• EXERCISE OBJECTIVE
Copy every line of the material below word for word.
═══ INPUT DATA ═══
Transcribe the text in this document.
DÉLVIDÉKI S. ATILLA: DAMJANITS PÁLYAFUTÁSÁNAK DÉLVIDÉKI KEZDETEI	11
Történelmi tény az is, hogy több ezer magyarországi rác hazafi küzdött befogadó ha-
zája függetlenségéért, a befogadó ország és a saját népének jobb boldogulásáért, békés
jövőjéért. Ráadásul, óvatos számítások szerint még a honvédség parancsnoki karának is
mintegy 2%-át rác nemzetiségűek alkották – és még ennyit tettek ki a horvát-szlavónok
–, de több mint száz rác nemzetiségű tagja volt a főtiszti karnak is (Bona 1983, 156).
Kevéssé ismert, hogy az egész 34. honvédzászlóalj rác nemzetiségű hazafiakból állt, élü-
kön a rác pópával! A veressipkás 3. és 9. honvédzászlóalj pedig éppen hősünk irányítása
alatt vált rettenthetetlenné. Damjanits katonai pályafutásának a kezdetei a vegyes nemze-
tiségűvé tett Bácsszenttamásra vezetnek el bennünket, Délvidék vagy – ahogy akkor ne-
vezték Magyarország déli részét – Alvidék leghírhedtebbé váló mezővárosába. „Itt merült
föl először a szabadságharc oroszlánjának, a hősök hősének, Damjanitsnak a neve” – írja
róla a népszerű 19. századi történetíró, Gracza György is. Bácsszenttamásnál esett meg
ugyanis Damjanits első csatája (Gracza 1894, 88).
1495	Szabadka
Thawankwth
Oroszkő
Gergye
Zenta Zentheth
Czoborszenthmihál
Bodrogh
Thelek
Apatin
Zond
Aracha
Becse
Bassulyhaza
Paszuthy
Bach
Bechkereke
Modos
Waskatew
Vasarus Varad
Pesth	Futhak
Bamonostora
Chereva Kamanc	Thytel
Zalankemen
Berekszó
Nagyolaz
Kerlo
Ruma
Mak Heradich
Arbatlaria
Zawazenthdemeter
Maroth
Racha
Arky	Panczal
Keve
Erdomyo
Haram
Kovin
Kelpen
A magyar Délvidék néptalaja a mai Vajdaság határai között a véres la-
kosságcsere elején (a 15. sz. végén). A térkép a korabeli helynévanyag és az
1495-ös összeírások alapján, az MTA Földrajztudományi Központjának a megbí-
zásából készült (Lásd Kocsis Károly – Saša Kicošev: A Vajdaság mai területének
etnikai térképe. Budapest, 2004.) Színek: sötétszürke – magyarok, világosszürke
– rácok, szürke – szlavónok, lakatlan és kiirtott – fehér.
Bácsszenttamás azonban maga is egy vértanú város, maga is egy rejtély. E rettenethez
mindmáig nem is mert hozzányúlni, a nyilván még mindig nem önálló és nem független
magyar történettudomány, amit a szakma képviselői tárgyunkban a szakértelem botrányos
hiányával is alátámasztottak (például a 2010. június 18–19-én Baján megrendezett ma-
═══
• EXERCISE ANSWER
Transcribe the text in this document.
DÉLVIDÉKI S. ATILLA: DAMJANITS PÁLYAFUTÁSÁNAK DÉLVIDÉKI KEZDETEI	11
Történelmi tény az is, hogy több ezer magyarországi rác hazafi küzdött befogadó ha-
zája függetlenségéért, a befogadó ország és a saját népének jobb boldogulásáért, békés
jövőjéért. Ráadásul, óvatos számítások szerint még a honvédség parancsnoki karának is
mintegy 2%-át rác nemzetiségűek alkották – és még ennyit tettek ki a horvát-szlavónok
–, de több mint száz rác nemzetiségű tagja volt a főtiszti karnak is (Bona 1983, 156).
Kevéssé ismert, hogy az egész 34. honvédzászlóalj rác nemzetiségű hazafiakból állt, élü-
kön a rác pópával! A veressipkás 3. és 9. honvédzászlóalj pedig éppen hősünk irányítása
alatt vált rettenthetetlenné. Damjanits katonai pályafutásának a kezdetei a vegyes nemze-
tiségűvé tett Bácsszenttamásra vezetnek el bennünket, Délvidék vagy – ahogy akkor ne-
vezték Magyarország déli részét – Alvidék leghírhedtebbé váló mezővárosába. „Itt merült
föl először a szabadságharc oroszlánjának, a hősök hősének, Damjanitsnak a neve” – írja
róla a népszerű 19. századi történetíró, Gracza György is. Bácsszenttamásnál esett meg
ugyanis Damjanits első csatája (Gracza 1894, 88).
1495	Szabadka
Thawankwth
Oroszkő
Gergye
Zenta Zentheth
Czoborszenthmihál
Bodrogh
Thelek
Apatin
Zond
Aracha
Becse
Bassulyhaza
Paszuthy
Bach
Bechkereke
Modos
Waskatew
Vasarus Varad
Pesth	Futhak
Bamonostora
Chereva Kamanc	Thytel
Zalankemen
Berekszó
Nagyolaz
Kerlo
Ruma
Mak Heradich
Arbatlaria
Zawazenthdemeter
Maroth
Racha
Arky	Panczal
Keve
Erdomyo
Haram
Kovin
Kelpen
A magyar Délvidék néptalaja a mai Vajdaság határai között a véres la-
kosságcsere elején (a 15. sz. végén). A térkép a korabeli helynévanyag és az
1495-ös összeírások alapján, az MTA Földrajztudományi Központjának a megbí-
zásából készült (Lásd Kocsis Károly – Saša Kicošev: A Vajdaság mai területének
etnikai térképe. Budapest, 2004.) Színek: sötétszürke – magyarok, világosszürke
– rácok, szürke – szlavónok, lakatlan és kiirtott – fehér.
Bácsszenttamás azonban maga is egy vértanú város, maga is egy rejtély. E rettenethez
mindmáig nem is mert hozzányúlni, a nyilván még mindig nem önálló és nem független
magyar történettudomány, amit a szakma képviselői tárgyunkban a szakértelem botrányos
hiányával is alátámasztottak (például a 2010. június 18–19-én Baján megrendezett ma-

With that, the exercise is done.